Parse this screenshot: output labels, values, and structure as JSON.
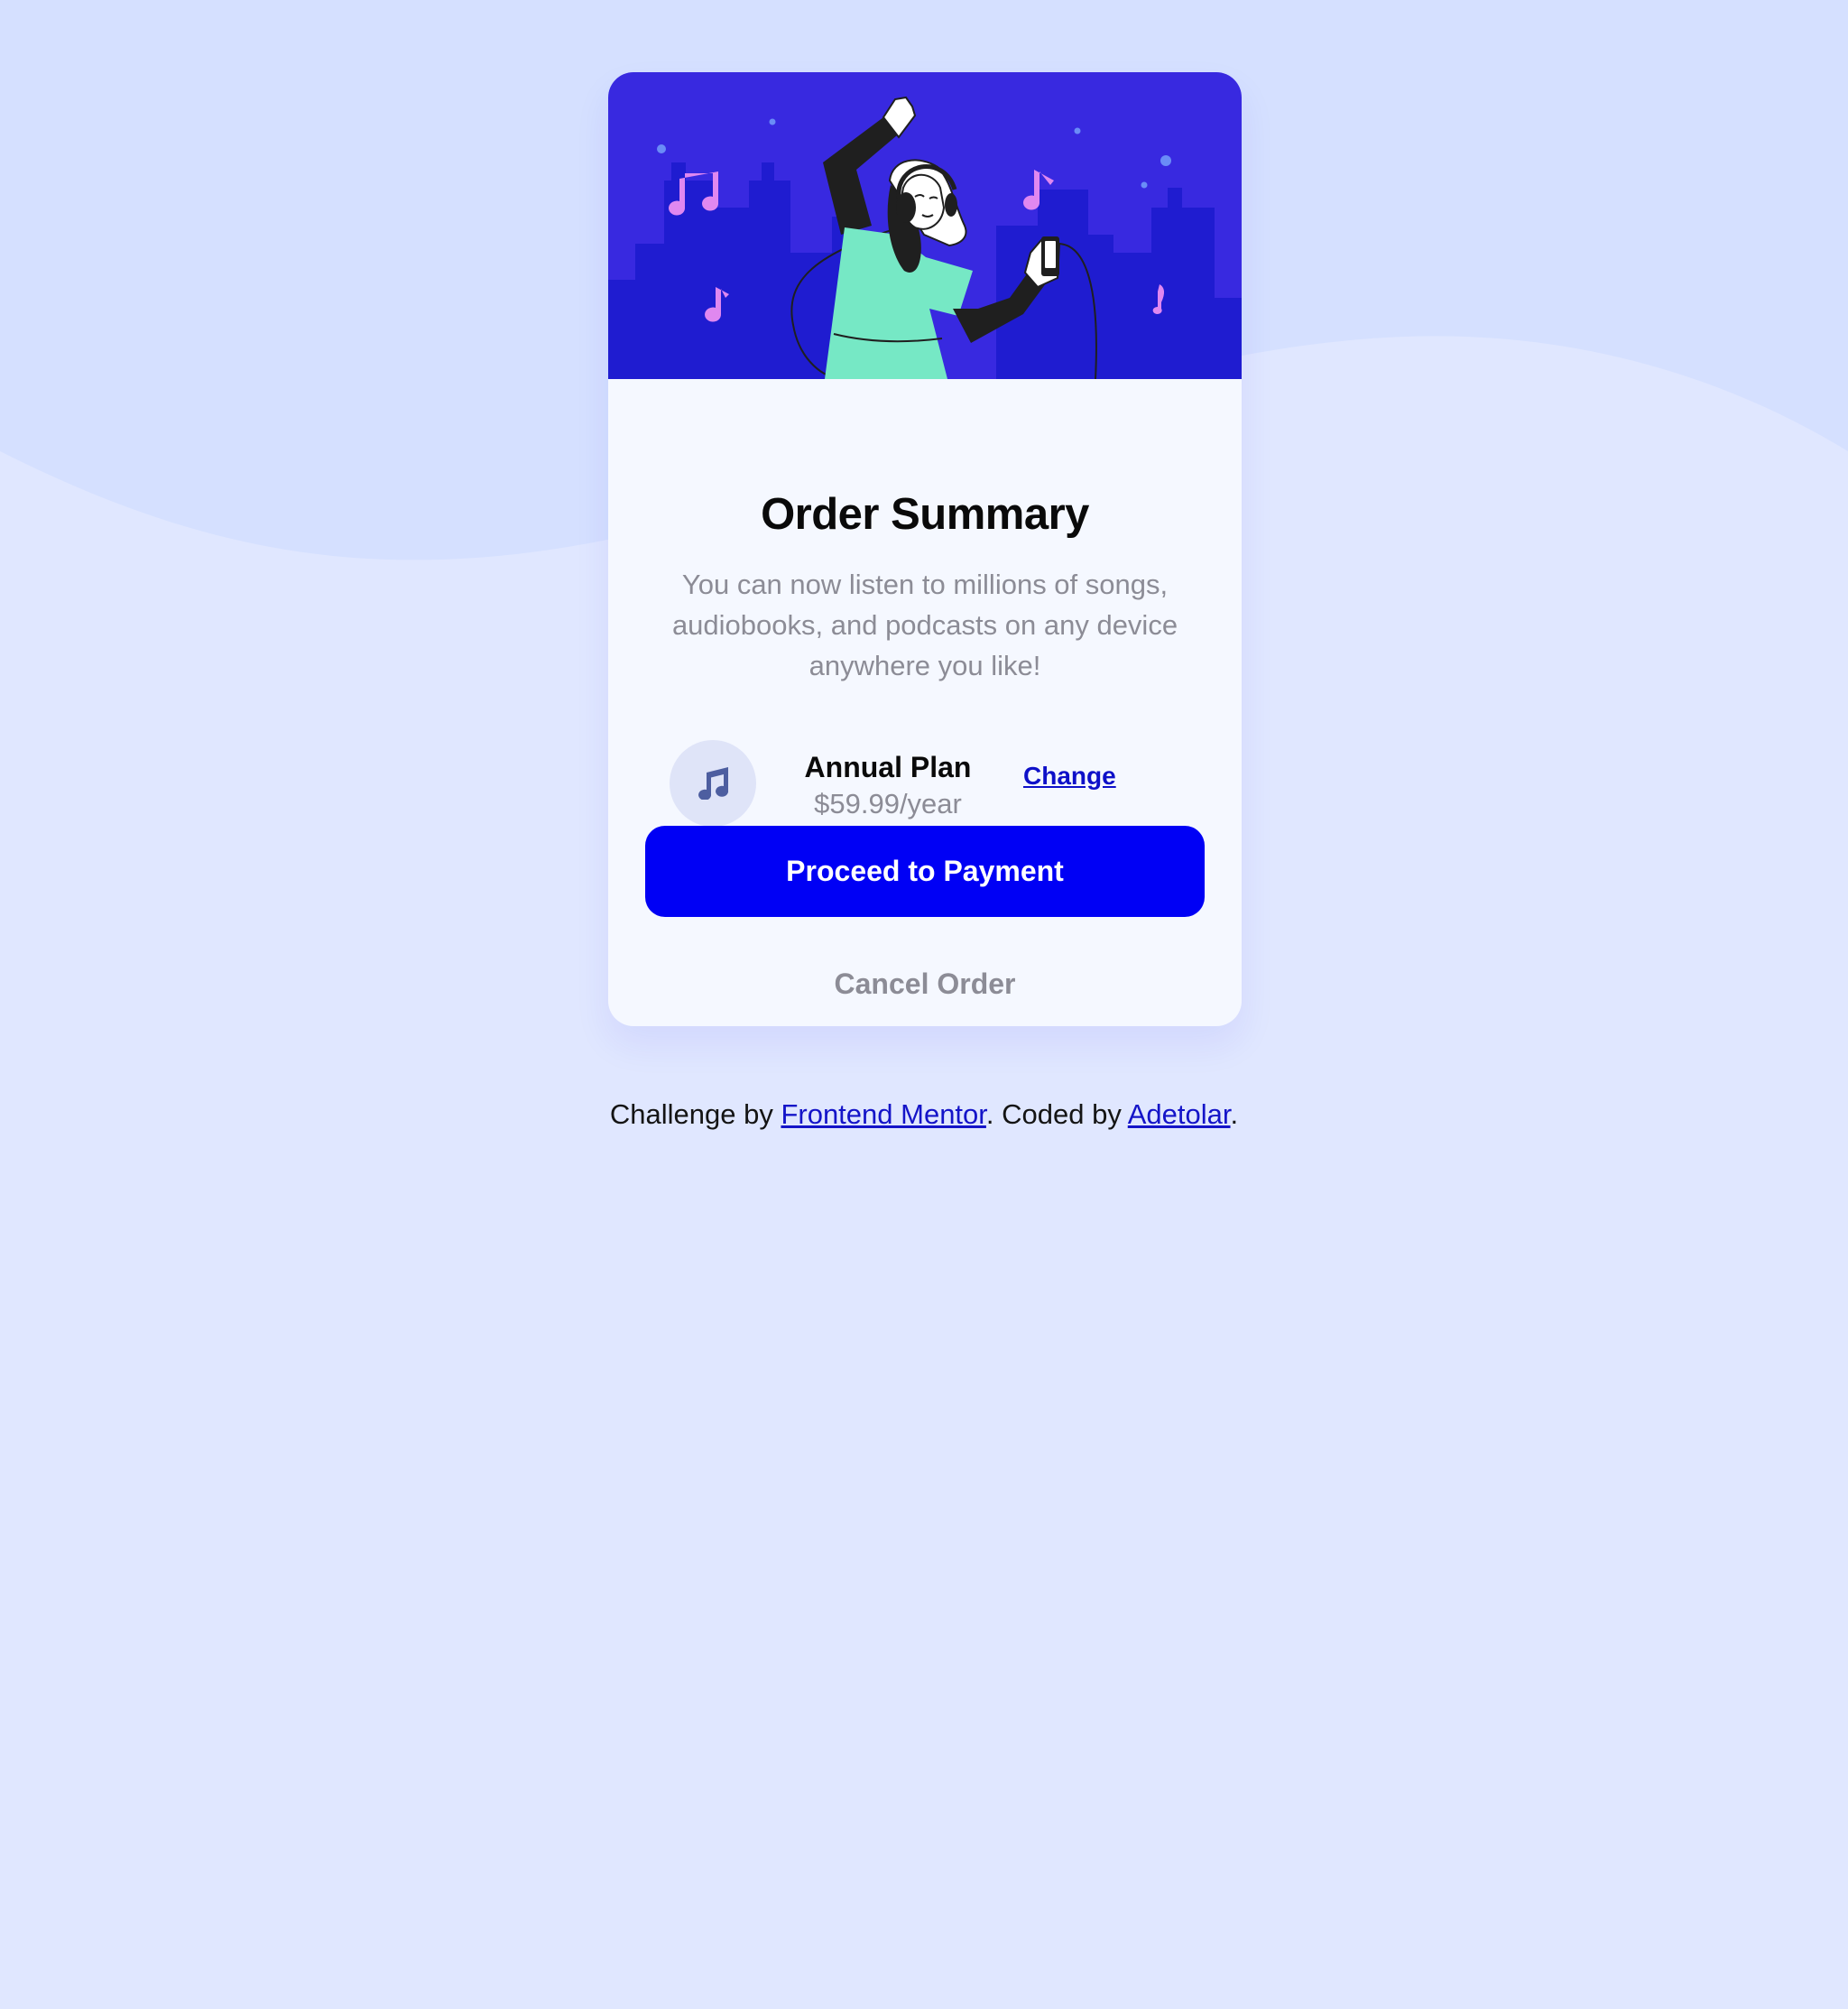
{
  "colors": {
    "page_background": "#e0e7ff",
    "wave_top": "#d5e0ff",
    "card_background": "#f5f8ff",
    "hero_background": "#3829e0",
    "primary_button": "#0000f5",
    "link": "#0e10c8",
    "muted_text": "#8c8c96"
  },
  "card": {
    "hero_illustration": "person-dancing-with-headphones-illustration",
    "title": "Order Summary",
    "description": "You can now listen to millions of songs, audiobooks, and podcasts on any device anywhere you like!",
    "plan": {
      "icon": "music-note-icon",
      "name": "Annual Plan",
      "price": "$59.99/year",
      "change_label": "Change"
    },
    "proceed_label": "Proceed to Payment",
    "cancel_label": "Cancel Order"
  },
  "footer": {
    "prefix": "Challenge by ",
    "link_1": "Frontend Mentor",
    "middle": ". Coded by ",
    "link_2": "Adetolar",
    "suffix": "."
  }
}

§ **Exercise description**
Output the data exactly. Pictures don't belong in the result.

§ **Task output**
Parse this screenshot: output labels, values, and structure as JSON.
{
  "colors": {
    "page_background": "#e0e7ff",
    "wave_top": "#d5e0ff",
    "card_background": "#f5f8ff",
    "hero_background": "#3829e0",
    "primary_button": "#0000f5",
    "link": "#0e10c8",
    "muted_text": "#8c8c96"
  },
  "card": {
    "hero_illustration": "person-dancing-with-headphones-illustration",
    "title": "Order Summary",
    "description": "You can now listen to millions of songs, audiobooks, and podcasts on any device anywhere you like!",
    "plan": {
      "icon": "music-note-icon",
      "name": "Annual Plan",
      "price": "$59.99/year",
      "change_label": "Change"
    },
    "proceed_label": "Proceed to Payment",
    "cancel_label": "Cancel Order"
  },
  "footer": {
    "prefix": "Challenge by ",
    "link_1": "Frontend Mentor",
    "middle": ". Coded by ",
    "link_2": "Adetolar",
    "suffix": "."
  }
}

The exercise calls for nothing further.